» Given task
Output the rows as a numbered list with blank lines omitted, beginning at the first row and stopping after the row that contains "notice-item: · 진행상태를".

» Source records
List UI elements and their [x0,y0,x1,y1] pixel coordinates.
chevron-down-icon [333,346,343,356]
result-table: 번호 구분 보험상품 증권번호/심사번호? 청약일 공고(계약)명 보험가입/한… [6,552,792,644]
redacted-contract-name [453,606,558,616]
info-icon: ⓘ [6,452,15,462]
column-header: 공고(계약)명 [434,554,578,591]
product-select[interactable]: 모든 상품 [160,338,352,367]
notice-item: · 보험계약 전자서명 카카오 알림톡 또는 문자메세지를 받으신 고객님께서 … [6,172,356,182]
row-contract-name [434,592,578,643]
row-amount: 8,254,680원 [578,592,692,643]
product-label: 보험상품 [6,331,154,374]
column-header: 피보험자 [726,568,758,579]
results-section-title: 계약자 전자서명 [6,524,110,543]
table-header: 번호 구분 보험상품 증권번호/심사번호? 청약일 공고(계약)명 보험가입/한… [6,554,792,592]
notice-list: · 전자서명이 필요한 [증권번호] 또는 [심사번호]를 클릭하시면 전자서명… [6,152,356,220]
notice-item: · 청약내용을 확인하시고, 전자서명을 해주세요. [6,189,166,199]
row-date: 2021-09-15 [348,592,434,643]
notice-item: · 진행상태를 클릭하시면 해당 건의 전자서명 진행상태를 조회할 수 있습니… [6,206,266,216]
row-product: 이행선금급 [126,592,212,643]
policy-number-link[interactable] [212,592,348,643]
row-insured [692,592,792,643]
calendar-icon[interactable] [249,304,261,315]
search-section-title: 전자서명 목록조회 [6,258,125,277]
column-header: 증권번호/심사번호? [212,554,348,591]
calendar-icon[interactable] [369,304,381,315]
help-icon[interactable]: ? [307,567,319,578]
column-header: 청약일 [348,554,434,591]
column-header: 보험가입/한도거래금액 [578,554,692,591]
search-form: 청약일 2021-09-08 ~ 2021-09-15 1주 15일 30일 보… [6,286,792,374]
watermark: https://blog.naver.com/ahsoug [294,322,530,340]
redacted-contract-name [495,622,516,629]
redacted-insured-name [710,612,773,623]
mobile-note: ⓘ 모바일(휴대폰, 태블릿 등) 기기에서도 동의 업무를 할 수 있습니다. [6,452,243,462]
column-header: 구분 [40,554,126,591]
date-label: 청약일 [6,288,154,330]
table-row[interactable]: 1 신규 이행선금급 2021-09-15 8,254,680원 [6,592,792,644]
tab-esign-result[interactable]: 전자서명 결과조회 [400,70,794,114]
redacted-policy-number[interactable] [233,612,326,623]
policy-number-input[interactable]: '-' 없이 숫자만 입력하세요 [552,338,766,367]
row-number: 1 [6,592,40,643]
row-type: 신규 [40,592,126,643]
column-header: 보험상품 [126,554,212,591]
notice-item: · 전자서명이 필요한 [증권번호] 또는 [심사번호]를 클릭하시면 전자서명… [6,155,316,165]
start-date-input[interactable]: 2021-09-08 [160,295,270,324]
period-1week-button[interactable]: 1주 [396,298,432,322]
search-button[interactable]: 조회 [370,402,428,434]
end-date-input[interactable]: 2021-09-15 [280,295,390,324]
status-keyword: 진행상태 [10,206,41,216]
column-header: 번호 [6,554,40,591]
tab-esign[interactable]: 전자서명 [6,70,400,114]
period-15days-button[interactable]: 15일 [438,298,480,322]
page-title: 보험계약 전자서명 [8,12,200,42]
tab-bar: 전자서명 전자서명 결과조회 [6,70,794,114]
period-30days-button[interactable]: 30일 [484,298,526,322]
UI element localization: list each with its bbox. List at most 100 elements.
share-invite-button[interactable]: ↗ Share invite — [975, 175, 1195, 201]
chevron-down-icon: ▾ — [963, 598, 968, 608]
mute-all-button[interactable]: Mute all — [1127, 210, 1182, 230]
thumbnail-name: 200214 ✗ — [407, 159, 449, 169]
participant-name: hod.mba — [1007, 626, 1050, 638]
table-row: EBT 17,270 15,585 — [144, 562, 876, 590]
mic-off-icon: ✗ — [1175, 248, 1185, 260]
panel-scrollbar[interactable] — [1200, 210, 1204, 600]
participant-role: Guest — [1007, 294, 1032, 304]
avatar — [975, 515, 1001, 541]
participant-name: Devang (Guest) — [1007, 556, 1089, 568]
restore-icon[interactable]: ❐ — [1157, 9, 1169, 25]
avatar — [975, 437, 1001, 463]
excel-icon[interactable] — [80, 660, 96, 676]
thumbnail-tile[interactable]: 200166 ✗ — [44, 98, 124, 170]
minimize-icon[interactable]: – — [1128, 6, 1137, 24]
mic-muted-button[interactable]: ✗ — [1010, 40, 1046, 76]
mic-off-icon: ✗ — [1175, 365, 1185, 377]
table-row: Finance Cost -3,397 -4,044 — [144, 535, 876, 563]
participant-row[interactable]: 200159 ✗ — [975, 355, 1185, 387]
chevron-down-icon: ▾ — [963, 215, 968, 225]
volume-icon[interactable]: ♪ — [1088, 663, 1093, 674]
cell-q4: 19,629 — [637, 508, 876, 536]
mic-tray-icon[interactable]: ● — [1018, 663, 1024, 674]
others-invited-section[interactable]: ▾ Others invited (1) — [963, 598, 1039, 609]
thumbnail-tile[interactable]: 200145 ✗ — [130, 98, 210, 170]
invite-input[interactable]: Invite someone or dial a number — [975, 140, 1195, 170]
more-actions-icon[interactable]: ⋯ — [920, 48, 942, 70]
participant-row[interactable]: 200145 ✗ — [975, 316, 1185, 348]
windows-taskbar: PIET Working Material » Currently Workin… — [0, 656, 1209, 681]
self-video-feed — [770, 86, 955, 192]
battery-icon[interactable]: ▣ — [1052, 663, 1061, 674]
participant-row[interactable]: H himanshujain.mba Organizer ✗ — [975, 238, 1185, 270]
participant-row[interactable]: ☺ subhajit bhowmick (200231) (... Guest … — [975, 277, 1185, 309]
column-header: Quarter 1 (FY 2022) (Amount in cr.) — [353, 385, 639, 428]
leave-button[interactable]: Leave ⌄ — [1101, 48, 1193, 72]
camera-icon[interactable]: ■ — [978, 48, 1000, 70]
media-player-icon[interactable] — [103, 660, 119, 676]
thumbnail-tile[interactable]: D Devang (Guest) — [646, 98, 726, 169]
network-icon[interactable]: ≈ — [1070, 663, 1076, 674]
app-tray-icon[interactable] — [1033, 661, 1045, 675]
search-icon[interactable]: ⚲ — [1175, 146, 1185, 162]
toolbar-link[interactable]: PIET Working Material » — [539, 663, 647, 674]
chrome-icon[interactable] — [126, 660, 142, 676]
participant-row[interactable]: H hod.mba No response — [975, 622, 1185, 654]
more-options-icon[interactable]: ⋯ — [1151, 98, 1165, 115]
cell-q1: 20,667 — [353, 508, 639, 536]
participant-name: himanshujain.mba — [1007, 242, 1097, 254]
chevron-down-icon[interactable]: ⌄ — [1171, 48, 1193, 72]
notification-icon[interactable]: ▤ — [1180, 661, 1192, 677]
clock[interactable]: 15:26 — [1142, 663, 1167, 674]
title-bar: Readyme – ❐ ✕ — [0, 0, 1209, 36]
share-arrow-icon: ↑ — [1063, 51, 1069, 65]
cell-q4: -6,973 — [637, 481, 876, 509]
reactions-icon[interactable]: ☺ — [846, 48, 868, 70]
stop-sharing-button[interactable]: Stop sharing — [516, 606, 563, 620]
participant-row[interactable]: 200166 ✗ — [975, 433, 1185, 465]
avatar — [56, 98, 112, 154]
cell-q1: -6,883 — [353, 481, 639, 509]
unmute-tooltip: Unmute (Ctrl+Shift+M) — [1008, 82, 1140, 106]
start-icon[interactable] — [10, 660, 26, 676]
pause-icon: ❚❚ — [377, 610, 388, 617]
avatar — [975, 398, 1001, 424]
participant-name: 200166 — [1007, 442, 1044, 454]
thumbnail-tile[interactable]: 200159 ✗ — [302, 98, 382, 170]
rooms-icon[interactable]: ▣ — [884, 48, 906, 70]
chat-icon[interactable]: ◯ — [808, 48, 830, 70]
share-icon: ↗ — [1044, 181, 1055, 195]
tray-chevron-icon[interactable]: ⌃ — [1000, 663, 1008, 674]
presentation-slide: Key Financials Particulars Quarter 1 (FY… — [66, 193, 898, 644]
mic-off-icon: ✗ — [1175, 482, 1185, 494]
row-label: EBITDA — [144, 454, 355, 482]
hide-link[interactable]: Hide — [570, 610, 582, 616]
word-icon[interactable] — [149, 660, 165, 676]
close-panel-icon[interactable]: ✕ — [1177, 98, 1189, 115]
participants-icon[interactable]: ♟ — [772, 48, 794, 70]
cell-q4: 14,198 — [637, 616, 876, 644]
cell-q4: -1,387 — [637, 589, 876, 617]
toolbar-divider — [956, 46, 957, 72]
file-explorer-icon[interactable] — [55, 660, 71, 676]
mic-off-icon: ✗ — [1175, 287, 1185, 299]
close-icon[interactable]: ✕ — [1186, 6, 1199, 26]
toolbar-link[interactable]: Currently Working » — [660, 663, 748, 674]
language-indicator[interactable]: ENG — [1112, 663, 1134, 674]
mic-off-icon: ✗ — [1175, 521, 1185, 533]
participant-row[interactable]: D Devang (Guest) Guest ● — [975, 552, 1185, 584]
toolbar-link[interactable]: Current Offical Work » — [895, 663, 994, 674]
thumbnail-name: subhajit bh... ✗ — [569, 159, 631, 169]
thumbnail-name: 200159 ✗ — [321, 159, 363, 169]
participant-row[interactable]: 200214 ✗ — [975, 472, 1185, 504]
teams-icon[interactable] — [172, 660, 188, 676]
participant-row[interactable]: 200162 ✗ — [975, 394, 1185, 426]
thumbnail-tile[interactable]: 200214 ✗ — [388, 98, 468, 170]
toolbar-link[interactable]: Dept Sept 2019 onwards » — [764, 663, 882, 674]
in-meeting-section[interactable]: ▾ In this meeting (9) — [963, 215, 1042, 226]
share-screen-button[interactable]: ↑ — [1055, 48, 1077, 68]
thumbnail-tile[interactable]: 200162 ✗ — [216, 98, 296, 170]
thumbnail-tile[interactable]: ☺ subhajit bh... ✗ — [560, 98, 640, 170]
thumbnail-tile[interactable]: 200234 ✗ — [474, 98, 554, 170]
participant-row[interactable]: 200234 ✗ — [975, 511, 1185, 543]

» Answer to the exercise
1. List UI elements and their [x0,y0,x1,y1] pixel coordinates.
2. chevron-down-icon [333,346,343,356]
3. result-table: 번호 구분 보험상품 증권번호/심사번호? 청약일 공고(계약)명 보험가입/한… [6,552,792,644]
4. redacted-contract-name [453,606,558,616]
5. info-icon: ⓘ [6,452,15,462]
6. column-header: 공고(계약)명 [434,554,578,591]
7. product-select[interactable]: 모든 상품 [160,338,352,367]
8. notice-item: · 보험계약 전자서명 카카오 알림톡 또는 문자메세지를 받으신 고객님께서 … [6,172,356,182]
9. row-contract-name [434,592,578,643]
10. row-amount: 8,254,680원 [578,592,692,643]
11. product-label: 보험상품 [6,331,154,374]
12. column-header: 피보험자 [726,568,758,579]
13. results-section-title: 계약자 전자서명 [6,524,110,543]
14. table-header: 번호 구분 보험상품 증권번호/심사번호? 청약일 공고(계약)명 보험가입/한… [6,554,792,592]
15. notice-list: · 전자서명이 필요한 [증권번호] 또는 [심사번호]를 클릭하시면 전자서명… [6,152,356,220]
16. notice-item: · 청약내용을 확인하시고, 전자서명을 해주세요. [6,189,166,199]
17. row-date: 2021-09-15 [348,592,434,643]
18. notice-item: · 진행상태를 클릭하시면 해당 건의 전자서명 진행상태를 조회할 수 있습니… [6,206,266,216]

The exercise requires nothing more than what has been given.